### TEXT EXTRACT
[start]

I don't believe they are incompetent. Do you?

 

Who said anything about incompetent? I'm just pointing out they aren't likely to have any specific insights that many other investors have about big tech, and are likely at a disadvantage to tech experts. Buffett and Munger grew up before fax machines or mobile phones were a thing. They were both in their 70s before the internet became a thing.

 

5 hours ago, james22 said:

 

Investing is won by playing the right game. 

 

The money today is in Tech, not cigar butts.

 

Buffett hasn't invested Berkshire in cigar butts since the 70s because its portfolio grew too large. Money today isn't "in tech". Tech is just one aspect of the economy, money is being made in all parts of the economy. We get to pick from over 6,000 US stocks, Buffett probably can pick from less than 10% of those, and many are outside of tech, and there are winners in both tech and outside of it.

 

5 hours ago, james22 said:

 

 

How much does it pay to hurdle the two bars and what are the chances of doing so?

 

Odds are a lot lower on the 7 foot bar than the 1 foot bar. Whats your point?

 

5 hours ago, james22 said:

 

 

1. Returns are what matter, not edge. 

 

2. Your edge is reflected in your decision to buy a Tech index over individual Tech companies or any other other-than-Tech investment.

 

If you don't have a unique insight/edge in picking individual stocks you shouldn't do it. Buying an index is fine, but there is no reason to think a tech index will do any better in the future than a more broadly based index.

[end]

### REQUIREMENTS
**A)** In the investing discussion above, set down the passage from "2. Your edge" up to and including "broadly based index." with no changes.
**B)** Render this sentence from the investing discussion above in Spanish: "Buying an index is fine, but there is no reason to think a tech index will do any better in the future than a more broadly based index."

### SUPPLIED MATERIAL
[start]

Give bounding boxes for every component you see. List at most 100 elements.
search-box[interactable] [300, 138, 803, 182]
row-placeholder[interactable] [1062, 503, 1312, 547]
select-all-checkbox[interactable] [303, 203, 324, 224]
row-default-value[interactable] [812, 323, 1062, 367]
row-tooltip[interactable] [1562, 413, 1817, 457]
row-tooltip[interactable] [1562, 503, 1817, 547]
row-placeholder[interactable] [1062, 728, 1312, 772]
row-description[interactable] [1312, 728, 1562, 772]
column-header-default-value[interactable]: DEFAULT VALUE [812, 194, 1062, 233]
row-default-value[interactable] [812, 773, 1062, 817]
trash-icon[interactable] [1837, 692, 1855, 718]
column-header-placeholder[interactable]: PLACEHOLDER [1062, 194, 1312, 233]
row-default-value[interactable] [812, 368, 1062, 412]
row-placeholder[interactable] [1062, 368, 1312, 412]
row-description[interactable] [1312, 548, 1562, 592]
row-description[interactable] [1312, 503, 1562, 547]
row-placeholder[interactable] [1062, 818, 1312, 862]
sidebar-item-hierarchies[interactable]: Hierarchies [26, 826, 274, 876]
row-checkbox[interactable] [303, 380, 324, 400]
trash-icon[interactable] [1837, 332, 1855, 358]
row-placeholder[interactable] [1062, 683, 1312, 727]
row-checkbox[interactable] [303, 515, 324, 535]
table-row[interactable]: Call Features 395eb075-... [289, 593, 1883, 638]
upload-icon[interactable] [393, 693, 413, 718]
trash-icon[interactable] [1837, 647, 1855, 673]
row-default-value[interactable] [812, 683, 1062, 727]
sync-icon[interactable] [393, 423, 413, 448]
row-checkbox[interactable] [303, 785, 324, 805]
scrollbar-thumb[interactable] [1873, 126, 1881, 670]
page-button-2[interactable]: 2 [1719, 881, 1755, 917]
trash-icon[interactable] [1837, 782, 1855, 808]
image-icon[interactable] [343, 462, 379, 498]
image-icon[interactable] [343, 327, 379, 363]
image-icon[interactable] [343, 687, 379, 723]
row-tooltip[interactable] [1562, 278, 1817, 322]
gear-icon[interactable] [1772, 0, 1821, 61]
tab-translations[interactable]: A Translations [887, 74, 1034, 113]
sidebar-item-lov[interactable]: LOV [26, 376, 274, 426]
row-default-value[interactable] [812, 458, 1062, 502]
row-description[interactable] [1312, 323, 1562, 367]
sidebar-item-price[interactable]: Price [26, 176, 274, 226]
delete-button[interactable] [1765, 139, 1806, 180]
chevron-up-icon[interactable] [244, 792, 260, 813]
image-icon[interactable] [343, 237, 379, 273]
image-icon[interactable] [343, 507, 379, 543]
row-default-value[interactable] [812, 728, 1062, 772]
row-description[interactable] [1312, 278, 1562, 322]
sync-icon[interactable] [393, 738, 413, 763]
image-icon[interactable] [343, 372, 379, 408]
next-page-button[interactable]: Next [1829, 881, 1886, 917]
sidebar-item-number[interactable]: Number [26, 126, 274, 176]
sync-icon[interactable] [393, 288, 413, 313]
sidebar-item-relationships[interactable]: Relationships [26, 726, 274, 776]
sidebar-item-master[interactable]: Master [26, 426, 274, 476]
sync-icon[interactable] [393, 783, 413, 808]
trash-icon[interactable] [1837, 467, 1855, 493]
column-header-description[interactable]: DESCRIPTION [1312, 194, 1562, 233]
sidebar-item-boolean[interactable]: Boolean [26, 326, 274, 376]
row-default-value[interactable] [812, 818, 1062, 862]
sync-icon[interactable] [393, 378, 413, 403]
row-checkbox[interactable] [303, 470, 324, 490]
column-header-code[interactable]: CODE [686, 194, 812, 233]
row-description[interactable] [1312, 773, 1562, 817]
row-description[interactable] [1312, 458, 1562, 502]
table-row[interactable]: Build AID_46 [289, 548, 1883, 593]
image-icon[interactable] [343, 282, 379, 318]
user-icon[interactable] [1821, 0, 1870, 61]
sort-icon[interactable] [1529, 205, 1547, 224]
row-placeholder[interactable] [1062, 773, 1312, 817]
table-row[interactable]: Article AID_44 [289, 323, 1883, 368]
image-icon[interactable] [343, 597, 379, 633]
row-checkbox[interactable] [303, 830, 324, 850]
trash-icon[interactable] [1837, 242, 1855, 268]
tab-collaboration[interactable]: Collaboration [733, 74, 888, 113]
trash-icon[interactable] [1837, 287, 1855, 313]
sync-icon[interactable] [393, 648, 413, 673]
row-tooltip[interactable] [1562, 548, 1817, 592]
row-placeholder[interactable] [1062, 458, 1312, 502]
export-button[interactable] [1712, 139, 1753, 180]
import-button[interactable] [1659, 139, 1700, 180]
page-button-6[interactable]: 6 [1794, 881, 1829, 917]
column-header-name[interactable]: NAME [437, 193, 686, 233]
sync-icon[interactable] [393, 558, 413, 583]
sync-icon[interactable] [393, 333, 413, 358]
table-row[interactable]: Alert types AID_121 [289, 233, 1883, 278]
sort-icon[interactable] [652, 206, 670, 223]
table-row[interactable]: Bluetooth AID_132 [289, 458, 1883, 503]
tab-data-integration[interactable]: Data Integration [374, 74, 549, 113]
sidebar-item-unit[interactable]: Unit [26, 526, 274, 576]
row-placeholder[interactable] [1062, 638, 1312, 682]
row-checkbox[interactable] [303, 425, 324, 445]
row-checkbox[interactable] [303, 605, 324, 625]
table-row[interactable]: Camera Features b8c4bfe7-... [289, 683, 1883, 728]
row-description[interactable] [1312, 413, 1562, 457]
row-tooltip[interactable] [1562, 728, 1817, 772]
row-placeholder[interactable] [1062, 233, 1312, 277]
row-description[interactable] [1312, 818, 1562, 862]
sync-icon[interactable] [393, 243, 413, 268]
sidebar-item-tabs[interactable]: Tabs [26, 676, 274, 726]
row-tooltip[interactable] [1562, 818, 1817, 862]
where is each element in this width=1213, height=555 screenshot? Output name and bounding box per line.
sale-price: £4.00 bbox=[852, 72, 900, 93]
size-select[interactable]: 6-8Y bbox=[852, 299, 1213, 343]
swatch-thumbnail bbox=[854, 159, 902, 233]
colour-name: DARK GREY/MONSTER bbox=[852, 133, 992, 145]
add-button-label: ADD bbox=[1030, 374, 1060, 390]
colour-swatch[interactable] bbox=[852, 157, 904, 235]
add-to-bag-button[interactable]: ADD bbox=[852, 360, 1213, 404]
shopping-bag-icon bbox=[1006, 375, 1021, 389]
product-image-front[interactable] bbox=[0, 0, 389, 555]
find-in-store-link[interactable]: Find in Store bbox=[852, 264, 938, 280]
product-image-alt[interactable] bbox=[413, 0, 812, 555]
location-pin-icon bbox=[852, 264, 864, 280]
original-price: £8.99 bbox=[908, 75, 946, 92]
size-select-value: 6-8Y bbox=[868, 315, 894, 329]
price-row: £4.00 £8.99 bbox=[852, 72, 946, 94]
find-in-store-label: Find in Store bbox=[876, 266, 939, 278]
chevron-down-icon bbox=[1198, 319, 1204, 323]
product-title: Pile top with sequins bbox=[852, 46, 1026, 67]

[end]

### SOLUTIONS TO THE EXERCISE
**A)**
2. Your edge is reflected in your decision to buy a Tech index over individual Tech companies or any other other-than-Tech investment.

 

If you don't have a unique insight/edge in picking individual stocks you shouldn't do it. Buying an index is fine, but there is no reason to think a tech index will do any better in the future than a more broadly based index.

**B)** Comprar un índice está bien, pero no hay razón para pensar que un índice tecnológico vaya a rendir mejor en el futuro que un índice de base más amplia.